*MATERIAL*

···

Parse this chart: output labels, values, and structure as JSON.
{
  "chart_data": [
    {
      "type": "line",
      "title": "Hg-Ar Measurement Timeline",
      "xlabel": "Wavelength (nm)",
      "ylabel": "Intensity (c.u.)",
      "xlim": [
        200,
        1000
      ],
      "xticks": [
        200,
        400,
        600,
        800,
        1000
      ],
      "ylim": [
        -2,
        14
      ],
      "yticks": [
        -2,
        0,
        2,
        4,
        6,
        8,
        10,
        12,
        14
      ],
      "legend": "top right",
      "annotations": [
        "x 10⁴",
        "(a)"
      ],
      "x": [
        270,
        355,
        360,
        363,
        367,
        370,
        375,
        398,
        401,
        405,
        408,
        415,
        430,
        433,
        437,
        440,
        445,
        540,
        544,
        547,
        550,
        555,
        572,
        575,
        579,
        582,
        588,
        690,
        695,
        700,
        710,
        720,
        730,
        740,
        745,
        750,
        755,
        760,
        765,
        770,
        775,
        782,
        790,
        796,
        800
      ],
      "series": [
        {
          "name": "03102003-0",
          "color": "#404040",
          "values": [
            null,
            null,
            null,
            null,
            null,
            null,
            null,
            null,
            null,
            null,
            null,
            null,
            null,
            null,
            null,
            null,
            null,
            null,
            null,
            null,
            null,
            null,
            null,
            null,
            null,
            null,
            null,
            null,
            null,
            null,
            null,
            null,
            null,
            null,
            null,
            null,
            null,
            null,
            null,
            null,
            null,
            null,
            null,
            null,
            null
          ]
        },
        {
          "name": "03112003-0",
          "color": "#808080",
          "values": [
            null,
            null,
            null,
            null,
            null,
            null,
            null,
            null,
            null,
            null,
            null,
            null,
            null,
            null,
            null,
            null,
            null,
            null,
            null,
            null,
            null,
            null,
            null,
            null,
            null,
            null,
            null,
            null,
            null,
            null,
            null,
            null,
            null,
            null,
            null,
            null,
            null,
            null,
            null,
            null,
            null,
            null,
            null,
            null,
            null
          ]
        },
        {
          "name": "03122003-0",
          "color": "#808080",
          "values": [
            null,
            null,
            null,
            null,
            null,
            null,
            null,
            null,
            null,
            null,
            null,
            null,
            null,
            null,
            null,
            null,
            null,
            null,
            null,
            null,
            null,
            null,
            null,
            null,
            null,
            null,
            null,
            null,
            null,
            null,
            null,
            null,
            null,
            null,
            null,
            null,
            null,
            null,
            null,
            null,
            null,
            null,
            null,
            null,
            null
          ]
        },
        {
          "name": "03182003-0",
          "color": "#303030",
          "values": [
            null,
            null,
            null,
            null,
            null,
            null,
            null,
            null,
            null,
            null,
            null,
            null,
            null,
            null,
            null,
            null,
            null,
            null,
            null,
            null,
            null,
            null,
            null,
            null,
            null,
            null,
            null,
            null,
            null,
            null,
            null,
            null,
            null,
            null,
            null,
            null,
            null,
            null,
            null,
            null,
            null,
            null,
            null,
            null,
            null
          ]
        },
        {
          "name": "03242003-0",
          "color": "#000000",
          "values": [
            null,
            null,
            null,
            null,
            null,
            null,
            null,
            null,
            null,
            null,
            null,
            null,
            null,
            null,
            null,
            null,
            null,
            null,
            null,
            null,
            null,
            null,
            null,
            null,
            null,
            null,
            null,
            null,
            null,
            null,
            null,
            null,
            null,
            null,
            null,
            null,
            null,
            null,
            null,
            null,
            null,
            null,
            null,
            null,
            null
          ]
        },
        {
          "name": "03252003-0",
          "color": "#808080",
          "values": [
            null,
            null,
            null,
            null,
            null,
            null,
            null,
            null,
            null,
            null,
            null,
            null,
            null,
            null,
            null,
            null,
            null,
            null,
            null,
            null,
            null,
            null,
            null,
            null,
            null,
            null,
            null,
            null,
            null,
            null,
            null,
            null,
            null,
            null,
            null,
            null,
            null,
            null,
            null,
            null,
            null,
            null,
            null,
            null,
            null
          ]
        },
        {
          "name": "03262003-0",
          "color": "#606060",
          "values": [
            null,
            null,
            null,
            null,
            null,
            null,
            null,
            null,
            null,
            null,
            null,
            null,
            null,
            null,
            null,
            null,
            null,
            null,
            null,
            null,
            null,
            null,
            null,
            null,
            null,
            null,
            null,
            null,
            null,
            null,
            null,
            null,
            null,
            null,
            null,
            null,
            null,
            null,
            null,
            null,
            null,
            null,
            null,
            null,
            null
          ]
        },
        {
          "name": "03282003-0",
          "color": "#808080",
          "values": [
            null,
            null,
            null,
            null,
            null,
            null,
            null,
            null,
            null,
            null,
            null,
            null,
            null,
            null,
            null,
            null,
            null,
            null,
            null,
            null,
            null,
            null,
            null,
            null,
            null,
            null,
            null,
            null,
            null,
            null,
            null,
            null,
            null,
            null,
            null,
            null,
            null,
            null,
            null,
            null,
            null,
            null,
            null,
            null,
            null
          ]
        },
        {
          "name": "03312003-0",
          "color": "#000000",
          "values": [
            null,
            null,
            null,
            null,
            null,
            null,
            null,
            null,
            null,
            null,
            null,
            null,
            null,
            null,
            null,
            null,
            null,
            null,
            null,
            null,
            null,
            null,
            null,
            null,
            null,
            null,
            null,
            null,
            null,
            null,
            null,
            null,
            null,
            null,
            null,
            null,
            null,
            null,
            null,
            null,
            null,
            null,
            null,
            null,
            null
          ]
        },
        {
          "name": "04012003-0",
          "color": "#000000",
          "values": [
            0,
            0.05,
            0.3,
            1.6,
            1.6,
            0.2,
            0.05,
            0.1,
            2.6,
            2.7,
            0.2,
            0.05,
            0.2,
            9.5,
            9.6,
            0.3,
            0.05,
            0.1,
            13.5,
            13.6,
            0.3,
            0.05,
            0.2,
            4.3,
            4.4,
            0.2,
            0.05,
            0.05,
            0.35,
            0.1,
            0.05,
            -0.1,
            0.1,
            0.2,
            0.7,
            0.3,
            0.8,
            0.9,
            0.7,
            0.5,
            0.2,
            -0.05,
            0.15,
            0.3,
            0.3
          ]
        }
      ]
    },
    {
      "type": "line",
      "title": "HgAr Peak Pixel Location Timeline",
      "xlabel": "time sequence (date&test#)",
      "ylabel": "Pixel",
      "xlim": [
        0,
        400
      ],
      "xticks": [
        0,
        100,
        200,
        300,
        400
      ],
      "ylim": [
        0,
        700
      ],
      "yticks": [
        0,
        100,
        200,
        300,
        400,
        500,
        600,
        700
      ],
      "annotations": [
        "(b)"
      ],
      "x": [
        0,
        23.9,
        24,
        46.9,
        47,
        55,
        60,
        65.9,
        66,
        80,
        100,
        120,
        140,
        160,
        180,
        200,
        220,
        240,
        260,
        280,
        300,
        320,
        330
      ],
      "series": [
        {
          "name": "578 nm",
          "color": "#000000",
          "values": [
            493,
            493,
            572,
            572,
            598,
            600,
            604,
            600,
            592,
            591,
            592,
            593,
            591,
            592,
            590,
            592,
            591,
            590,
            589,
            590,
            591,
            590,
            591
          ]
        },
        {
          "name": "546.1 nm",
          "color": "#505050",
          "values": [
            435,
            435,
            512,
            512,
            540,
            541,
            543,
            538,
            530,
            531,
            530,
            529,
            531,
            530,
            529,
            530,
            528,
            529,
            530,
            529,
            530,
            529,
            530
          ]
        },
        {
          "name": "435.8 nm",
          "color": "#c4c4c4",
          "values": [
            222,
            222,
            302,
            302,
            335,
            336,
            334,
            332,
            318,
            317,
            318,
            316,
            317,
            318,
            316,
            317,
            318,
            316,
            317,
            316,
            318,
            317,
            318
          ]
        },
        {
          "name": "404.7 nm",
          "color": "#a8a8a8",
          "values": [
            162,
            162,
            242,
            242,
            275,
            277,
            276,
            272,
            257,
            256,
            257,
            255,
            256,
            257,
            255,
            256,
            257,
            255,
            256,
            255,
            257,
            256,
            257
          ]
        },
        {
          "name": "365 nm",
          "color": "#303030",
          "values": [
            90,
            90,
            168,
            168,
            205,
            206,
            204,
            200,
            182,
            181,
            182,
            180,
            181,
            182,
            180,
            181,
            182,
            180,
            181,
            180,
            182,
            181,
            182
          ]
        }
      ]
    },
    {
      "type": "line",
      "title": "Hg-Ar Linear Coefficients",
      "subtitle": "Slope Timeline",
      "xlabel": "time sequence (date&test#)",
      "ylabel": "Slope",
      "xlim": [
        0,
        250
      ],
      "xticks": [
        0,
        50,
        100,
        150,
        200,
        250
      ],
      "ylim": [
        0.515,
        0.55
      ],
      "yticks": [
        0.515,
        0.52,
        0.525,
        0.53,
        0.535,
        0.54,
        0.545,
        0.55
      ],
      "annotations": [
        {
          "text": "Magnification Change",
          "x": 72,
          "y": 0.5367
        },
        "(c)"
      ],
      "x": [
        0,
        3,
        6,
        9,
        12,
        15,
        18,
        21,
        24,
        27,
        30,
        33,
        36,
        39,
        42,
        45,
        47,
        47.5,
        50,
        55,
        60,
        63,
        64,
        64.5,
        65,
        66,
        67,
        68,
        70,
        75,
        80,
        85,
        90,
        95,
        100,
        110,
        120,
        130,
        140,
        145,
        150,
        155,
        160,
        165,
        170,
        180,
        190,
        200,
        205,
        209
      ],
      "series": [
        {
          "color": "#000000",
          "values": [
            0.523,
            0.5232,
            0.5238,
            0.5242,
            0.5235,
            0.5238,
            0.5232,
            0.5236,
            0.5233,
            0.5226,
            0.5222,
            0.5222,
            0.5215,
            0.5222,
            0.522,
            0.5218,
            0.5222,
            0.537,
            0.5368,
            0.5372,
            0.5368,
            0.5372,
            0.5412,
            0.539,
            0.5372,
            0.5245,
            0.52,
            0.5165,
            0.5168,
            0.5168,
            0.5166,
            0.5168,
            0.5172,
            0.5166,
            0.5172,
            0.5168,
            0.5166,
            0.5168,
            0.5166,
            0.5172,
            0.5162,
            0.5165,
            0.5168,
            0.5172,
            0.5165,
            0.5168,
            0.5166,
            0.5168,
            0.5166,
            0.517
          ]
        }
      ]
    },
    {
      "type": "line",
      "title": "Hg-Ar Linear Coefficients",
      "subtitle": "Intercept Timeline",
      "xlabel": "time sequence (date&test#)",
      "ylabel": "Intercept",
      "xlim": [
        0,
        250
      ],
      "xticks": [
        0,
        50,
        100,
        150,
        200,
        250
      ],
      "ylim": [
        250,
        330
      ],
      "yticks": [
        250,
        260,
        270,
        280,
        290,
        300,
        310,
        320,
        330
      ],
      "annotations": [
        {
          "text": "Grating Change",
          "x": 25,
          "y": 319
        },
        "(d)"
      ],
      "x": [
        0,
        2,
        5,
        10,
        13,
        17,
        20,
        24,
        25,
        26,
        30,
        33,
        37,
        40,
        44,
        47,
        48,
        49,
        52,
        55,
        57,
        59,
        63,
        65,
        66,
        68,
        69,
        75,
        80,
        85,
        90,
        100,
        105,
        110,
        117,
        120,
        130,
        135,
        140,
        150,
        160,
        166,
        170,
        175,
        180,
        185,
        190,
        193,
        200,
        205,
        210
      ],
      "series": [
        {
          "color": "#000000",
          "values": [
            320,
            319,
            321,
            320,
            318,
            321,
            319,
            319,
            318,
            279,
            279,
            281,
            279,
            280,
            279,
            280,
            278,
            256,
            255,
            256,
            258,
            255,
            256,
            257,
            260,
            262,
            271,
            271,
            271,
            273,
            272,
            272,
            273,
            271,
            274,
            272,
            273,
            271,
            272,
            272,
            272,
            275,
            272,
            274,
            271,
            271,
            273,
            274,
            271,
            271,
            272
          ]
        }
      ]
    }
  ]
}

···

*SHORT PROBLEM*
Go through the records and copy each line with "Pixel" in it.

*COMPLETE OUTPUT*
      "title": "HgAr Peak Pixel Location Timeline",
      "ylabel": "Pixel",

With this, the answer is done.